** START OF MATERIALS PROVIDED **
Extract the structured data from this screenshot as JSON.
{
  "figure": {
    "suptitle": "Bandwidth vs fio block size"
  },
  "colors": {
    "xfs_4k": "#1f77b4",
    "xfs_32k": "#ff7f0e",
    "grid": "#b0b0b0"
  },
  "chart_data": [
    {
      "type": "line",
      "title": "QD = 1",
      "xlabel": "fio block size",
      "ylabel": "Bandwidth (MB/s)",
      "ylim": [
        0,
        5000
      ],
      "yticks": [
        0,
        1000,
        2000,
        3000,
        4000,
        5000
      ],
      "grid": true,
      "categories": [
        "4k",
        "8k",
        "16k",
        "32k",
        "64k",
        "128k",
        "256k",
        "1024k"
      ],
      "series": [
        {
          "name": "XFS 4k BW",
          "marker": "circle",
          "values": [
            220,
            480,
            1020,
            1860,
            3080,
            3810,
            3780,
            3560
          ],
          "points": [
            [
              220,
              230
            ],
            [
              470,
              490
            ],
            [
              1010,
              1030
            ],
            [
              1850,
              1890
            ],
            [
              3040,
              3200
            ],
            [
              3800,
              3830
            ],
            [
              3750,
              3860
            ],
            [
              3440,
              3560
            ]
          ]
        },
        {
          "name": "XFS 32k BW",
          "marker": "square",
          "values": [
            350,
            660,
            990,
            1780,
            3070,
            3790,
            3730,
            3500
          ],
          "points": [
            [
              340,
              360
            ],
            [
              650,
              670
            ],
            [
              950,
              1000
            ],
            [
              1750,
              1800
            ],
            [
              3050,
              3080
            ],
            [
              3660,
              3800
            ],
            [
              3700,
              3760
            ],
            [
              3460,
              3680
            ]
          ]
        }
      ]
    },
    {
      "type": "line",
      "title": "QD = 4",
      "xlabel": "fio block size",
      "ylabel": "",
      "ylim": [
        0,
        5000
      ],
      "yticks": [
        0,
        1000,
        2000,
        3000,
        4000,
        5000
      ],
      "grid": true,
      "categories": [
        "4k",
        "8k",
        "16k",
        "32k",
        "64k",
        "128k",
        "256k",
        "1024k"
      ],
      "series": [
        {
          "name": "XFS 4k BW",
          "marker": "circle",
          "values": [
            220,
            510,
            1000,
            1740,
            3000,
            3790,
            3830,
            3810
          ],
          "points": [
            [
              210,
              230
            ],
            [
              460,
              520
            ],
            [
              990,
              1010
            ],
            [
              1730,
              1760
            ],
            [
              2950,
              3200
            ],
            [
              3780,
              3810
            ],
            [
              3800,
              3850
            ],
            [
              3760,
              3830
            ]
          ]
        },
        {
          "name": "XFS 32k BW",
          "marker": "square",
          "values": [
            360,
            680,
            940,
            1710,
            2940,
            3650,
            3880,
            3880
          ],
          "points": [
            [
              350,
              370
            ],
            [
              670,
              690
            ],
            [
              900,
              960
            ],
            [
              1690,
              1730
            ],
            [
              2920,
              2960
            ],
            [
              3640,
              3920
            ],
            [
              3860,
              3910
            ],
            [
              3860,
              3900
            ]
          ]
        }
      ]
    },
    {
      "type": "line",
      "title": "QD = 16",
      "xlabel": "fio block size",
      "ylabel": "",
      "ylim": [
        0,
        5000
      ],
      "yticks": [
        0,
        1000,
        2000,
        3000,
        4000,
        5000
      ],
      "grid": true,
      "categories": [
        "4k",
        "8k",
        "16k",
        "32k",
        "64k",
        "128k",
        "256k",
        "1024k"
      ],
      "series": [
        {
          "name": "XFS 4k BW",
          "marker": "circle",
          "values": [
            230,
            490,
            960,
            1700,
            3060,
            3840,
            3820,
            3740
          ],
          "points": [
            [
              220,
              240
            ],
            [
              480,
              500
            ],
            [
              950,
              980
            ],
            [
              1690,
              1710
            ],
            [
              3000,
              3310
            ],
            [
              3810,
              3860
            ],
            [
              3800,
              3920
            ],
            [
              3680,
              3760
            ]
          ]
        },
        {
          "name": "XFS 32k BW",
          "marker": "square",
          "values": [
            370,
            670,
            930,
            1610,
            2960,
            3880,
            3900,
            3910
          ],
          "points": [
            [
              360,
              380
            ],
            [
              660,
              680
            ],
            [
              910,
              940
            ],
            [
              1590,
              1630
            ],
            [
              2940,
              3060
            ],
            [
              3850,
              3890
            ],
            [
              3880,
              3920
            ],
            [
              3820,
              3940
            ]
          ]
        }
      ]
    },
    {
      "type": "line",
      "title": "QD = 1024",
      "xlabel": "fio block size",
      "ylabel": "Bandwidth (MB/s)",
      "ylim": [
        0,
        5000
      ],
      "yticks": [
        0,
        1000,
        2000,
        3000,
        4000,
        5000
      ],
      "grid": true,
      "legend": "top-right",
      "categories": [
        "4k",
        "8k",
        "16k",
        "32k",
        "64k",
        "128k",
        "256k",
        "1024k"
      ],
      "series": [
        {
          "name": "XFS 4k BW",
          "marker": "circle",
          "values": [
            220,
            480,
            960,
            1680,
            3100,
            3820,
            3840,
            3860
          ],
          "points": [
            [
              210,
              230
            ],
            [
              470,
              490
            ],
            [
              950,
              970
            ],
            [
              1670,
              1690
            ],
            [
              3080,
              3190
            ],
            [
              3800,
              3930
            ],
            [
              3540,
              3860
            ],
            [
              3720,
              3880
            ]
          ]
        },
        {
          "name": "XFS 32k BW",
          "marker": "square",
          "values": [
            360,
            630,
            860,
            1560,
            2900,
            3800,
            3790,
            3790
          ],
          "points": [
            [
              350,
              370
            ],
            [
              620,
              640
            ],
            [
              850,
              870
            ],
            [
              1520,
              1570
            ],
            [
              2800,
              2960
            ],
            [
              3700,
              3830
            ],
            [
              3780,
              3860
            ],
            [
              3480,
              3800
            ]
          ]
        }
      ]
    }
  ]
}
** END OF MATERIALS PROVIDED **
TASK BRIEF - Repeat each entry word for word.

SOLUTION TO THE EXERCISE -
Extract the structured data from this screenshot as JSON.
{
  "figure": {
    "suptitle": "Bandwidth vs fio block size"
  },
  "colors": {
    "xfs_4k": "#1f77b4",
    "xfs_32k": "#ff7f0e",
    "grid": "#b0b0b0"
  },
  "chart_data": [
    {
      "type": "line",
      "title": "QD = 1",
      "xlabel": "fio block size",
      "ylabel": "Bandwidth (MB/s)",
      "ylim": [
        0,
        5000
      ],
      "yticks": [
        0,
        1000,
        2000,
        3000,
        4000,
        5000
      ],
      "grid": true,
      "categories": [
        "4k",
        "8k",
        "16k",
        "32k",
        "64k",
        "128k",
        "256k",
        "1024k"
      ],
      "series": [
        {
          "name": "XFS 4k BW",
          "marker": "circle",
          "values": [
            220,
            480,
            1020,
            1860,
            3080,
            3810,
            3780,
            3560
          ],
          "points": [
            [
              220,
              230
            ],
            [
              470,
              490
            ],
            [
              1010,
              1030
            ],
            [
              1850,
              1890
            ],
            [
              3040,
              3200
            ],
            [
              3800,
              3830
            ],
            [
              3750,
              3860
            ],
            [
              3440,
              3560
            ]
          ]
        },
        {
          "name": "XFS 32k BW",
          "marker": "square",
          "values": [
            350,
            660,
            990,
            1780,
            3070,
            3790,
            3730,
            3500
          ],
          "points": [
            [
              340,
              360
            ],
            [
              650,
              670
            ],
            [
              950,
              1000
            ],
            [
              1750,
              1800
            ],
            [
              3050,
              3080
            ],
            [
              3660,
              3800
            ],
            [
              3700,
              3760
            ],
            [
              3460,
              3680
            ]
          ]
        }
      ]
    },
    {
      "type": "line",
      "title": "QD = 4",
      "xlabel": "fio block size",
      "ylabel": "",
      "ylim": [
        0,
        5000
      ],
      "yticks": [
        0,
        1000,
        2000,
        3000,
        4000,
        5000
      ],
      "grid": true,
      "categories": [
        "4k",
        "8k",
        "16k",
        "32k",
        "64k",
        "128k",
        "256k",
        "1024k"
      ],
      "series": [
        {
          "name": "XFS 4k BW",
          "marker": "circle",
          "values": [
            220,
            510,
            1000,
            1740,
            3000,
            3790,
            3830,
            3810
          ],
          "points": [
            [
              210,
              230
            ],
            [
              460,
              520
            ],
            [
              990,
              1010
            ],
            [
              1730,
              1760
            ],
            [
              2950,
              3200
            ],
            [
              3780,
              3810
            ],
            [
              3800,
              3850
            ],
            [
              3760,
              3830
            ]
          ]
        },
        {
          "name": "XFS 32k BW",
          "marker": "square",
          "values": [
            360,
            680,
            940,
            1710,
            2940,
            3650,
            3880,
            3880
          ],
          "points": [
            [
              350,
              370
            ],
            [
              670,
              690
            ],
            [
              900,
              960
            ],
            [
              1690,
              1730
            ],
            [
              2920,
              2960
            ],
            [
              3640,
              3920
            ],
            [
              3860,
              3910
            ],
            [
              3860,
              3900
            ]
          ]
        }
      ]
    },
    {
      "type": "line",
      "title": "QD = 16",
      "xlabel": "fio block size",
      "ylabel": "",
      "ylim": [
        0,
        5000
      ],
      "yticks": [
        0,
        1000,
        2000,
        3000,
        4000,
        5000
      ],
      "grid": true,
      "categories": [
        "4k",
        "8k",
        "16k",
        "32k",
        "64k",
        "128k",
        "256k",
        "1024k"
      ],
      "series": [
        {
          "name": "XFS 4k BW",
          "marker": "circle",
          "values": [
            230,
            490,
            960,
            1700,
            3060,
            3840,
            3820,
            3740
          ],
          "points": [
            [
              220,
              240
            ],
            [
              480,
              500
            ],
            [
              950,
              980
            ],
            [
              1690,
              1710
            ],
            [
              3000,
              3310
            ],
            [
              3810,
              3860
            ],
            [
              3800,
              3920
            ],
            [
              3680,
              3760
            ]
          ]
        },
        {
          "name": "XFS 32k BW",
          "marker": "square",
          "values": [
            370,
            670,
            930,
            1610,
            2960,
            3880,
            3900,
            3910
          ],
          "points": [
            [
              360,
              380
            ],
            [
              660,
              680
            ],
            [
              910,
              940
            ],
            [
              1590,
              1630
            ],
            [
              2940,
              3060
            ],
            [
              3850,
              3890
            ],
            [
              3880,
              3920
            ],
            [
              3820,
              3940
            ]
          ]
        }
      ]
    },
    {
      "type": "line",
      "title": "QD = 1024",
      "xlabel": "fio block size",
      "ylabel": "Bandwidth (MB/s)",
      "ylim": [
        0,
        5000
      ],
      "yticks": [
        0,
        1000,
        2000,
        3000,
        4000,
        5000
      ],
      "grid": true,
      "legend": "top-right",
      "categories": [
        "4k",
        "8k",
        "16k",
        "32k",
        "64k",
        "128k",
        "256k",
        "1024k"
      ],
      "series": [
        {
          "name": "XFS 4k BW",
          "marker": "circle",
          "values": [
            220,
            480,
            960,
            1680,
            3100,
            3820,
            3840,
            3860
          ],
          "points": [
            [
              210,
              230
            ],
            [
              470,
              490
            ],
            [
              950,
              970
            ],
            [
              1670,
              1690
            ],
            [
              3080,
              3190
            ],
            [
              3800,
              3930
            ],
            [
              3540,
              3860
            ],
            [
              3720,
              3880
            ]
          ]
        },
        {
          "name": "XFS 32k BW",
          "marker": "square",
          "values": [
            360,
            630,
            860,
            1560,
            2900,
            3800,
            3790,
            3790
          ],
          "points": [
            [
              350,
              370
            ],
            [
              620,
              640
            ],
            [
              850,
              870
            ],
            [
              1520,
              1570
            ],
            [
              2800,
              2960
            ],
            [
              3700,
              3830
            ],
            [
              3780,
              3860
            ],
            [
              3480,
              3800
            ]
          ]
        }
      ]
    }
  ]
}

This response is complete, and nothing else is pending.